Page excerpt START

This is very clever. First, let’s expand it out so we can read it more easily:
function r(a,b){
return ++b ? String.fromCharCode((a < "[" ? 91 : 123) > (a = a.charCodeAt()+13) ? a : a-26)
: a.replace(/[a-zA-Z]/g,r);
}
The intention is that you should be able to give the function a string, and it will iterate through each letter to perform the transformation. Iteration is normally done with a for
loop (or other higher-order construct), but here the author leverages the power of regular expressions. string.prototype.replace
takes two parameters - the first is either a regular expression or a substring, and the second is either a replacement string or a function that will process each substring produced from the first parameter (regex can be organized into capture groups, and pop out one variable per match within a given string). If we want to give it a function for the second parameter, that function has its own signature.
function replacer(match, p1, p2, p3, offset, string)
The ‘p’ parameters act as counters for the number of types of results, but more on this later. All we need to worry about are the match
and p1
parameters. So, our main function takes just one parameter, and the replacer function takes two. By using conditional logic, we can build one function that acts as both
Let’s run the function with a string input:
r("dog");
The parameters are a === "dog"

Page excerpt END
Records provided START

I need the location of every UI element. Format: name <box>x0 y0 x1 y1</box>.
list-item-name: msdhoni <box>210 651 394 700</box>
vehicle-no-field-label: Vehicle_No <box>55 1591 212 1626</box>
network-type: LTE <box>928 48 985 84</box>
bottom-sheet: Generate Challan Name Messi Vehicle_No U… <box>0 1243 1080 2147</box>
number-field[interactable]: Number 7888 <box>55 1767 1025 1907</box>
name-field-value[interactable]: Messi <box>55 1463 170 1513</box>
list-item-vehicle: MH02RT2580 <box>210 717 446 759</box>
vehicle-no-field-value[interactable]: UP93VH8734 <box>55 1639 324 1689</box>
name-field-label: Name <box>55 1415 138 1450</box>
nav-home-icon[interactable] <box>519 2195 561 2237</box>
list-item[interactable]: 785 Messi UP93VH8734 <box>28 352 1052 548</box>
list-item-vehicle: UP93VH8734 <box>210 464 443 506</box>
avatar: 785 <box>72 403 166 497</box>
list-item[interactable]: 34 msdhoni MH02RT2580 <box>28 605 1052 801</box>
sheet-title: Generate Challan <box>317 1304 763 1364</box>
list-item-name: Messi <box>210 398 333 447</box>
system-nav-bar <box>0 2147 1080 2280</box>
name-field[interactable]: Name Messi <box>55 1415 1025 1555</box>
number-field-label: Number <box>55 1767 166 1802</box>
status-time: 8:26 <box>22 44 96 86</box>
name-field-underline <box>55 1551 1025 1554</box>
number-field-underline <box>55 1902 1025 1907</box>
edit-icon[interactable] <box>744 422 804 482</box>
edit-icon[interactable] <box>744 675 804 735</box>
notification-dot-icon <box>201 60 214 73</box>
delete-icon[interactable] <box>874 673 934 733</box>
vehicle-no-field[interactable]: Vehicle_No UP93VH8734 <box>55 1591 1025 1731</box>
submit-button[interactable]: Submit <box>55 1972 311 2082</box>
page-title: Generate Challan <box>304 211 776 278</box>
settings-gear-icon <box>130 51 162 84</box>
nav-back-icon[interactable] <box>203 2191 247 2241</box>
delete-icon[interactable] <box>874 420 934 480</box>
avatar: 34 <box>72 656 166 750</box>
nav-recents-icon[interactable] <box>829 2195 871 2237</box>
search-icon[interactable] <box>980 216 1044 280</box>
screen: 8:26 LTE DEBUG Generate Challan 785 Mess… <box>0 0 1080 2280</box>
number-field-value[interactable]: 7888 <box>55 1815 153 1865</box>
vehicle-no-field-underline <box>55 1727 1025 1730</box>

Records provided END

# Work task A
Reproduce everything in the JavaScript function explanation from "This is very" down to "a.charCodeAt()+13) ? a : a-26)".
# Work task B
Pick up the JavaScript function explanation after its last sentence and continue it.

# Exercise response A
This is very clever. First, let’s expand it out so we can read it more easily:
function r(a,b){
return ++b ? String.fromCharCode((a < "[" ? 91 : 123) > (a = a.charCodeAt()+13) ? a : a-26)

# Exercise response B
and b === undefined
. Since incrementing undefined
produces falsey output, the first ternary goes to the right of the :
and we see our function called as a replacer, the output of which will be returned.
a.replace(/[a-zA-Z]/g,r)
At this point, we’re calling "dog".replace(/[a-zA-Z]/g, r)
. The regex will produce three captures - “d”, “o”, and “g”. r
will be run on each of them because we passed it as the second parameter to replace()
, and whatever output we get from it will be our replacement value. Recall our function signature for the replacer function, now with the extraneous parameters removed:
function replacer(match, p1)
r
is our replacer, so each time, a
is our match
and b
is our p1
. You can think of p1
as the i
in a for
loop - it’s our current index within an array of matches. Back to our function call:
"dog".replace(/[a-zA-Z]/g, r)
The first time, a === "d"
and b === 0
. Now, within the function r
, ++b
returns a truthy value (the number 1), so we run the first clause in the ternary.
String.fromCharCode((a < "[" ? 91 : 123) > (a = a.charCodeAt()+13) ? a : a-26)
This just tests whether a
is lower- or upper-case, then either shifts the character up by 13, or returns upper- or lower-case “a”, as needed.
So, to answer your question most directly, it tests ++b
in the beginning to see if anything has been passed at all, and if it hasn’t, it calls itself recursively.